--- Required work ---
Repeat every entry in the listing below, exactly.

[Data extracted from a collection]
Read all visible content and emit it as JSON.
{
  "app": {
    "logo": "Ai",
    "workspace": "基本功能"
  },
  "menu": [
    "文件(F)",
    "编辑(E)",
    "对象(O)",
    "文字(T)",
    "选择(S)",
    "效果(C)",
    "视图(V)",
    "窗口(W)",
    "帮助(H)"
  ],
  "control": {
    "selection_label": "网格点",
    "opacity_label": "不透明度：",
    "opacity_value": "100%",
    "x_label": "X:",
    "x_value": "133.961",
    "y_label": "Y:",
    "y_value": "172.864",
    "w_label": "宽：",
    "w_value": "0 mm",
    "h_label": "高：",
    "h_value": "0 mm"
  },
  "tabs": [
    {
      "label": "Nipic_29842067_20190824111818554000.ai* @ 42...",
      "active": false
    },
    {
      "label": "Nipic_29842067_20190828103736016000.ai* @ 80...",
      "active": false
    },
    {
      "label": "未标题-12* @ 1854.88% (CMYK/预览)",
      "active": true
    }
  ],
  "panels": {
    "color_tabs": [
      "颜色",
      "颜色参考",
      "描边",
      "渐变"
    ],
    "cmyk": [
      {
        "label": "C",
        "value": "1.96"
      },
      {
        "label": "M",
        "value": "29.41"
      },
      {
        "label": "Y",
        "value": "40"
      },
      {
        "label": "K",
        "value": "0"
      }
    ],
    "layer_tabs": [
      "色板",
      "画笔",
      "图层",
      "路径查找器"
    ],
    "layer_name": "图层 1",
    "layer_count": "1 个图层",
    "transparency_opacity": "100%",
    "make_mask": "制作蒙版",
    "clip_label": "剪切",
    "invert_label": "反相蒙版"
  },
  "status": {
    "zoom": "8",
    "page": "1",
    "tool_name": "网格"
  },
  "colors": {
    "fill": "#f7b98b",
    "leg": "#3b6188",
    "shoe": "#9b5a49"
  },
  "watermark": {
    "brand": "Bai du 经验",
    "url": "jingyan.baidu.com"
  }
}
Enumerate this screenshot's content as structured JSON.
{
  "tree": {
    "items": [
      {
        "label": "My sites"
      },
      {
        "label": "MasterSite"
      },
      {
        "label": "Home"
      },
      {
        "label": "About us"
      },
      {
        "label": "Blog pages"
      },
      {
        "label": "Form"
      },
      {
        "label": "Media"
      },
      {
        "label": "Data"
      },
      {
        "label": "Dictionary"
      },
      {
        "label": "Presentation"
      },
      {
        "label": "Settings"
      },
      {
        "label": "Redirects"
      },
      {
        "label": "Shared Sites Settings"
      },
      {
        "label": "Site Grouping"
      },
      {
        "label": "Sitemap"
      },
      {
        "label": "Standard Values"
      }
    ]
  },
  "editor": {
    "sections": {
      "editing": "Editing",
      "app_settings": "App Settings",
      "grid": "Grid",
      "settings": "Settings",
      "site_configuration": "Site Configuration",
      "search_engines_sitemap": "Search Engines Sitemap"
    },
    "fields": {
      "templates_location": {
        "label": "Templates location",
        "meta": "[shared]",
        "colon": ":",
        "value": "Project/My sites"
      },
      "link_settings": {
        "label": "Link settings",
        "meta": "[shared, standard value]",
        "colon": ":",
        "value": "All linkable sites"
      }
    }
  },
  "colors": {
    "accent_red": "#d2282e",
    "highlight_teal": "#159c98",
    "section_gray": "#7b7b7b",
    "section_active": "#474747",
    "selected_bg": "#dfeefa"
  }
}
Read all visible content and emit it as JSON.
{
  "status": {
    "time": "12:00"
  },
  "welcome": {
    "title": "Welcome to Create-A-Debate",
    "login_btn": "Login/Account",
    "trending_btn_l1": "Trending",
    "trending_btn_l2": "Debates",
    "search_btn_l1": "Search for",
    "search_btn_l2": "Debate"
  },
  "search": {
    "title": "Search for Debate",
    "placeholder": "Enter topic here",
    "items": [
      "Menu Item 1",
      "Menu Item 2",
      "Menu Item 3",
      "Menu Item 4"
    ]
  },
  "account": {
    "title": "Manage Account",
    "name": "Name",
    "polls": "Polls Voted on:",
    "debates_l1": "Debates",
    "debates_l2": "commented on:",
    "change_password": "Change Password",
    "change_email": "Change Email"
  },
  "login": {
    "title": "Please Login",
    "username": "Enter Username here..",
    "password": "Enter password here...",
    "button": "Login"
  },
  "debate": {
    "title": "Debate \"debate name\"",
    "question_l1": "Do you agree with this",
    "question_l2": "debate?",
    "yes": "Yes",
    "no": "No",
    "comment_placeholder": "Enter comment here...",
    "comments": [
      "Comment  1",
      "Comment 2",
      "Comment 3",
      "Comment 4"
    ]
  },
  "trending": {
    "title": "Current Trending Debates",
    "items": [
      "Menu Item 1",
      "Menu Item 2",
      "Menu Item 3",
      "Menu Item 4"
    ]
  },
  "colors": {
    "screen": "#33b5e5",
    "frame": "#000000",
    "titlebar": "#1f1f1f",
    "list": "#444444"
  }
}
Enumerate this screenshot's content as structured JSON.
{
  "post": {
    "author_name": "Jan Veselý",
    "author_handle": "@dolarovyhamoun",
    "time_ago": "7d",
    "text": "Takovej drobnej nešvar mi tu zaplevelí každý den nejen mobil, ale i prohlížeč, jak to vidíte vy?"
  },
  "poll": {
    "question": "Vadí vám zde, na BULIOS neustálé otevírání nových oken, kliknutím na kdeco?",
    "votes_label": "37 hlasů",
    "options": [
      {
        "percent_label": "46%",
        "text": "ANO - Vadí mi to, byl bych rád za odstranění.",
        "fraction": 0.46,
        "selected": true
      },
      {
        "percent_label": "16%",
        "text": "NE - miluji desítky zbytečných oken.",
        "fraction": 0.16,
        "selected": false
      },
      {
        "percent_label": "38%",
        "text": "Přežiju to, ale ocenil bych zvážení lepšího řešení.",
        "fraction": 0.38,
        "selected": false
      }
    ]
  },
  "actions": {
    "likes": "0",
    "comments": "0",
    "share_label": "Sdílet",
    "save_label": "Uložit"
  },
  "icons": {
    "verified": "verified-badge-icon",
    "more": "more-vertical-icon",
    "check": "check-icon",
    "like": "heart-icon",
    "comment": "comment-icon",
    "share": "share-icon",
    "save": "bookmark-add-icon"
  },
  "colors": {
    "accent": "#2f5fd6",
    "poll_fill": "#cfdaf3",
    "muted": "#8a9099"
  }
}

--- Final result ---
Read all visible content and emit it as JSON.
{
  "app": {
    "logo": "Ai",
    "workspace": "基本功能"
  },
  "menu": [
    "文件(F)",
    "编辑(E)",
    "对象(O)",
    "文字(T)",
    "选择(S)",
    "效果(C)",
    "视图(V)",
    "窗口(W)",
    "帮助(H)"
  ],
  "control": {
    "selection_label": "网格点",
    "opacity_label": "不透明度：",
    "opacity_value": "100%",
    "x_label": "X:",
    "x_value": "133.961",
    "y_label": "Y:",
    "y_value": "172.864",
    "w_label": "宽：",
    "w_value": "0 mm",
    "h_label": "高：",
    "h_value": "0 mm"
  },
  "tabs": [
    {
      "label": "Nipic_29842067_20190824111818554000.ai* @ 42...",
      "active": false
    },
    {
      "label": "Nipic_29842067_20190828103736016000.ai* @ 80...",
      "active": false
    },
    {
      "label": "未标题-12* @ 1854.88% (CMYK/预览)",
      "active": true
    }
  ],
  "panels": {
    "color_tabs": [
      "颜色",
      "颜色参考",
      "描边",
      "渐变"
    ],
    "cmyk": [
      {
        "label": "C",
        "value": "1.96"
      },
      {
        "label": "M",
        "value": "29.41"
      },
      {
        "label": "Y",
        "value": "40"
      },
      {
        "label": "K",
        "value": "0"
      }
    ],
    "layer_tabs": [
      "色板",
      "画笔",
      "图层",
      "路径查找器"
    ],
    "layer_name": "图层 1",
    "layer_count": "1 个图层",
    "transparency_opacity": "100%",
    "make_mask": "制作蒙版",
    "clip_label": "剪切",
    "invert_label": "反相蒙版"
  },
  "status": {
    "zoom": "8",
    "page": "1",
    "tool_name": "网格"
  },
  "colors": {
    "fill": "#f7b98b",
    "leg": "#3b6188",
    "shoe": "#9b5a49"
  },
  "watermark": {
    "brand": "Bai du 经验",
    "url": "jingyan.baidu.com"
  }
}
Enumerate this screenshot's content as structured JSON.
{
  "tree": {
    "items": [
      {
        "label": "My sites"
      },
      {
        "label": "MasterSite"
      },
      {
        "label": "Home"
      },
      {
        "label": "About us"
      },
      {
        "label": "Blog pages"
      },
      {
        "label": "Form"
      },
      {
        "label": "Media"
      },
      {
        "label": "Data"
      },
      {
        "label": "Dictionary"
      },
      {
        "label": "Presentation"
      },
      {
        "label": "Settings"
      },
      {
        "label": "Redirects"
      },
      {
        "label": "Shared Sites Settings"
      },
      {
        "label": "Site Grouping"
      },
      {
        "label": "Sitemap"
      },
      {
        "label": "Standard Values"
      }
    ]
  },
  "editor": {
    "sections": {
      "editing": "Editing",
      "app_settings": "App Settings",
      "grid": "Grid",
      "settings": "Settings",
      "site_configuration": "Site Configuration",
      "search_engines_sitemap": "Search Engines Sitemap"
    },
    "fields": {
      "templates_location": {
        "label": "Templates location",
        "meta": "[shared]",
        "colon": ":",
        "value": "Project/My sites"
      },
      "link_settings": {
        "label": "Link settings",
        "meta": "[shared, standard value]",
        "colon": ":",
        "value": "All linkable sites"
      }
    }
  },
  "colors": {
    "accent_red": "#d2282e",
    "highlight_teal": "#159c98",
    "section_gray": "#7b7b7b",
    "section_active": "#474747",
    "selected_bg": "#dfeefa"
  }
}
Read all visible content and emit it as JSON.
{
  "status": {
    "time": "12:00"
  },
  "welcome": {
    "title": "Welcome to Create-A-Debate",
    "login_btn": "Login/Account",
    "trending_btn_l1": "Trending",
    "trending_btn_l2": "Debates",
    "search_btn_l1": "Search for",
    "search_btn_l2": "Debate"
  },
  "search": {
    "title": "Search for Debate",
    "placeholder": "Enter topic here",
    "items": [
      "Menu Item 1",
      "Menu Item 2",
      "Menu Item 3",
      "Menu Item 4"
    ]
  },
  "account": {
    "title": "Manage Account",
    "name": "Name",
    "polls": "Polls Voted on:",
    "debates_l1": "Debates",
    "debates_l2": "commented on:",
    "change_password": "Change Password",
    "change_email": "Change Email"
  },
  "login": {
    "title": "Please Login",
    "username": "Enter Username here..",
    "password": "Enter password here...",
    "button": "Login"
  },
  "debate": {
    "title": "Debate \"debate name\"",
    "question_l1": "Do you agree with this",
    "question_l2": "debate?",
    "yes": "Yes",
    "no": "No",
    "comment_placeholder": "Enter comment here...",
    "comments": [
      "Comment  1",
      "Comment 2",
      "Comment 3",
      "Comment 4"
    ]
  },
  "trending": {
    "title": "Current Trending Debates",
    "items": [
      "Menu Item 1",
      "Menu Item 2",
      "Menu Item 3",
      "Menu Item 4"
    ]
  },
  "colors": {
    "screen": "#33b5e5",
    "frame": "#000000",
    "titlebar": "#1f1f1f",
    "list": "#444444"
  }
}
Enumerate this screenshot's content as structured JSON.
{
  "post": {
    "author_name": "Jan Veselý",
    "author_handle": "@dolarovyhamoun",
    "time_ago": "7d",
    "text": "Takovej drobnej nešvar mi tu zaplevelí každý den nejen mobil, ale i prohlížeč, jak to vidíte vy?"
  },
  "poll": {
    "question": "Vadí vám zde, na BULIOS neustálé otevírání nových oken, kliknutím na kdeco?",
    "votes_label": "37 hlasů",
    "options": [
      {
        "percent_label": "46%",
        "text": "ANO - Vadí mi to, byl bych rád za odstranění.",
        "fraction": 0.46,
        "selected": true
      },
      {
        "percent_label": "16%",
        "text": "NE - miluji desítky zbytečných oken.",
        "fraction": 0.16,
        "selected": false
      },
      {
        "percent_label": "38%",
        "text": "Přežiju to, ale ocenil bych zvážení lepšího řešení.",
        "fraction": 0.38,
        "selected": false
      }
    ]
  },
  "actions": {
    "likes": "0",
    "comments": "0",
    "share_label": "Sdílet",
    "save_label": "Uložit"
  },
  "icons": {
    "verified": "verified-badge-icon",
    "more": "more-vertical-icon",
    "check": "check-icon",
    "like": "heart-icon",
    "comment": "comment-icon",
    "share": "share-icon",
    "save": "bookmark-add-icon"
  },
  "colors": {
    "accent": "#2f5fd6",
    "poll_fill": "#cfdaf3",
    "muted": "#8a9099"
  }
}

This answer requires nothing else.